§ **TASK**:
Filter the listing below, copying every line in which the word "rendaman" appears.

* Begin PROVIDED ENTRIES *

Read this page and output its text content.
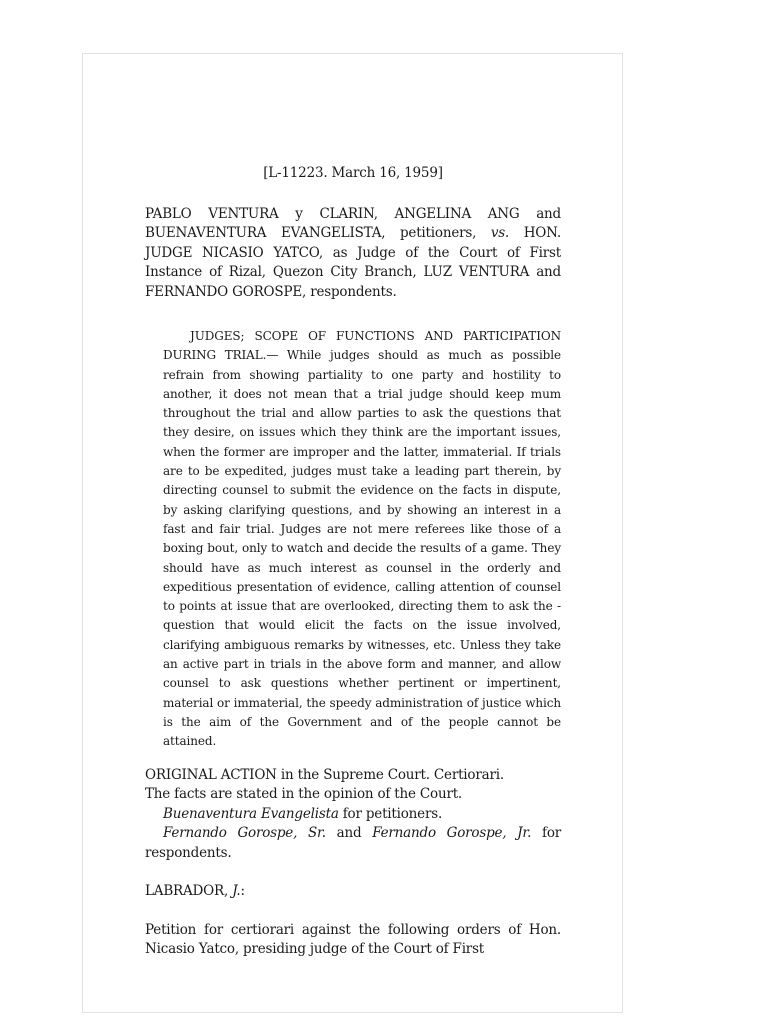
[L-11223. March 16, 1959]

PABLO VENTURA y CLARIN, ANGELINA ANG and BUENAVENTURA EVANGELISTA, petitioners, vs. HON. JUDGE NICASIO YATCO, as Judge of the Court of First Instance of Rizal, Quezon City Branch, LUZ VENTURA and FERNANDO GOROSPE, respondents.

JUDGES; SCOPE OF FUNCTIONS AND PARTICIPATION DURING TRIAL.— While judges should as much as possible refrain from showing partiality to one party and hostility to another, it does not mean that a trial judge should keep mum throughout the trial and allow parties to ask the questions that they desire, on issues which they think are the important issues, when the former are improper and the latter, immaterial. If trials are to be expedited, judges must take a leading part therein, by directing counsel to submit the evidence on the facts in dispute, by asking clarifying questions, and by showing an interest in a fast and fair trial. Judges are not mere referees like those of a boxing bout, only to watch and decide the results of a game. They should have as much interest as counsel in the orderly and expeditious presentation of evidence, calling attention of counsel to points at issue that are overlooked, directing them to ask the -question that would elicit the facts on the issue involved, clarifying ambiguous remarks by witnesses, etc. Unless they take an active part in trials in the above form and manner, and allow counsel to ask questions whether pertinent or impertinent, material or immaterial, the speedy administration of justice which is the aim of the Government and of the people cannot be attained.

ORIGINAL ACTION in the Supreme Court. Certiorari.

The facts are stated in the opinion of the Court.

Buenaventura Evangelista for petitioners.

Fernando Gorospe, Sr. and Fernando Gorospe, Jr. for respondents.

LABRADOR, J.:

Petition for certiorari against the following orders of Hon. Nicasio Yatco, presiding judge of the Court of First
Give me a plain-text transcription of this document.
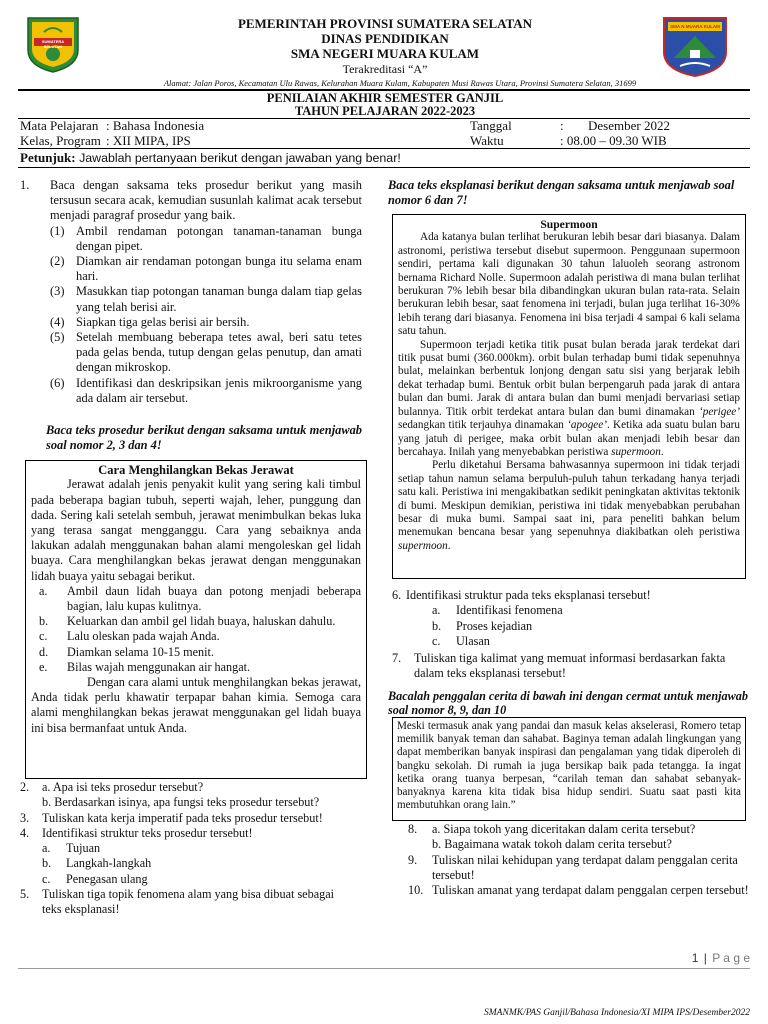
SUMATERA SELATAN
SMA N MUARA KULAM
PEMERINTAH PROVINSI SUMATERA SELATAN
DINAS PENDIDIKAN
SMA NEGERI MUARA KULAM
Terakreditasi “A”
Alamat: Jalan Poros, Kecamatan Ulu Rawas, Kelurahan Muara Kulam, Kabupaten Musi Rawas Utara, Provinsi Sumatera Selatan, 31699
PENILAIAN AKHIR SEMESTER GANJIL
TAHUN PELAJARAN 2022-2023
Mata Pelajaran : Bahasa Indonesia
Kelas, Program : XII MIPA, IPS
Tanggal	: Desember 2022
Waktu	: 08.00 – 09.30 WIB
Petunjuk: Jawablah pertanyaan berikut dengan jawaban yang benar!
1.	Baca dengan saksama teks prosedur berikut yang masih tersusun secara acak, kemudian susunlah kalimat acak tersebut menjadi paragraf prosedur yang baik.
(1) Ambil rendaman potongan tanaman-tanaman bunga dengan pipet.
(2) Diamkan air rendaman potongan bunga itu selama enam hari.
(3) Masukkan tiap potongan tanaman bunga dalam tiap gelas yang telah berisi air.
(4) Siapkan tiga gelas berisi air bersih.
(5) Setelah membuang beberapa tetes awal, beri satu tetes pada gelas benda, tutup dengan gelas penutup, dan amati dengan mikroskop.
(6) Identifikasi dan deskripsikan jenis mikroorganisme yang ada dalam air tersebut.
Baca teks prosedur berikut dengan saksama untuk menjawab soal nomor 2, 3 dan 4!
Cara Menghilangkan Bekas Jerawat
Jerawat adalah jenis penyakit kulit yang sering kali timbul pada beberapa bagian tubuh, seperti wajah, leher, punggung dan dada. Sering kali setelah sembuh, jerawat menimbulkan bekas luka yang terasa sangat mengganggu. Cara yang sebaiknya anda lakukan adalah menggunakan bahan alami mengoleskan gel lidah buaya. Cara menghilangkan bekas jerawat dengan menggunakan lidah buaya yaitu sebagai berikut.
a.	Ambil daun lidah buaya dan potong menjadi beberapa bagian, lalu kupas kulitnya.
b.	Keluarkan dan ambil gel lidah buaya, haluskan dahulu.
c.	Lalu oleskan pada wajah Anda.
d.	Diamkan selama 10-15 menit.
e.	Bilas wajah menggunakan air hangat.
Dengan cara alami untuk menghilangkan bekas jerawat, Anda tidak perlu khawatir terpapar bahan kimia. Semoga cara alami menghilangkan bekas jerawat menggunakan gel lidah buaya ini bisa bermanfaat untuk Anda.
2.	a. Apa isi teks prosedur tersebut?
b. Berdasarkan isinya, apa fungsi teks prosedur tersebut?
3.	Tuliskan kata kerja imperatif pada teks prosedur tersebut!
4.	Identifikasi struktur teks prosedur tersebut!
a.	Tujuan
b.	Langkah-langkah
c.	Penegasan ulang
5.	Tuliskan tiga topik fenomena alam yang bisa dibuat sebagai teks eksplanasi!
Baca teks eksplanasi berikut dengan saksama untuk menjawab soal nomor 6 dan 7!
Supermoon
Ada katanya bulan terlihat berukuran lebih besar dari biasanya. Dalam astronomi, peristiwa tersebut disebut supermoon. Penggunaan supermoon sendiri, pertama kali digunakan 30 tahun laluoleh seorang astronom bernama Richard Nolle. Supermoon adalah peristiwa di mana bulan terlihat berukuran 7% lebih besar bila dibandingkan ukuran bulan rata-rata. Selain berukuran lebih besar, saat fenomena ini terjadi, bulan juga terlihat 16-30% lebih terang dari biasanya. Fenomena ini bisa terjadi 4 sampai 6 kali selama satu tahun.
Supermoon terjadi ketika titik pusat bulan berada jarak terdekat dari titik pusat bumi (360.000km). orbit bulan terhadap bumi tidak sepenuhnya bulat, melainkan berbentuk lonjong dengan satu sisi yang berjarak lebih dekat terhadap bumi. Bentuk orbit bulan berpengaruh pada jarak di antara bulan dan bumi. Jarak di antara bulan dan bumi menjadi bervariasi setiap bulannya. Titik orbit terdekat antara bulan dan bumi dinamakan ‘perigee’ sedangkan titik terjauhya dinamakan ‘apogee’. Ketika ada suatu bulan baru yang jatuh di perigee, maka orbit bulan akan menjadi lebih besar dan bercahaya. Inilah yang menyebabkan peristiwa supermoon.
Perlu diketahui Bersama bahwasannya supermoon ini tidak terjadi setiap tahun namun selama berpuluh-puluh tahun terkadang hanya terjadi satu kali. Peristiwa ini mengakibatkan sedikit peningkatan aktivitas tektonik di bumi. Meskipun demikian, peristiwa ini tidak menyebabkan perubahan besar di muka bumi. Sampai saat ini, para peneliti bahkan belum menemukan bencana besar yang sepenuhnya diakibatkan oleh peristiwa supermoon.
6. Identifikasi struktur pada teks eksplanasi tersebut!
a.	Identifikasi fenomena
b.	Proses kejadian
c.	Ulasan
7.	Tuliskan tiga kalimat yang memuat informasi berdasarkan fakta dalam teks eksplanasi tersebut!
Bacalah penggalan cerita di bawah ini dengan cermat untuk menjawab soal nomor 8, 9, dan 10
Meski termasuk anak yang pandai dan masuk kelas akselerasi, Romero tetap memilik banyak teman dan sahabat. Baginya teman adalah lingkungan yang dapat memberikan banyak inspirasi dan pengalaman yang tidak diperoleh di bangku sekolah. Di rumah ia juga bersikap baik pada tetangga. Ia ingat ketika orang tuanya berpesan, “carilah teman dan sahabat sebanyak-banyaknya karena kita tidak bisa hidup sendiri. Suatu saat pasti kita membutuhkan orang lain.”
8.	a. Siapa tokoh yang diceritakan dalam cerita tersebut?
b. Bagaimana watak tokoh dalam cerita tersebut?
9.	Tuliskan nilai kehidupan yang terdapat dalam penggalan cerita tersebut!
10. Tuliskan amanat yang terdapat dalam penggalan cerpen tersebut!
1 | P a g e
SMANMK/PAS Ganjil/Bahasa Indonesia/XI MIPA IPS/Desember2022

* End PROVIDED ENTRIES *

§ **TASK SOLUTION**:
(1) Ambil rendaman potongan tanaman-tanaman bunga dengan pipet.
(2) Diamkan air rendaman potongan bunga itu selama enam hari.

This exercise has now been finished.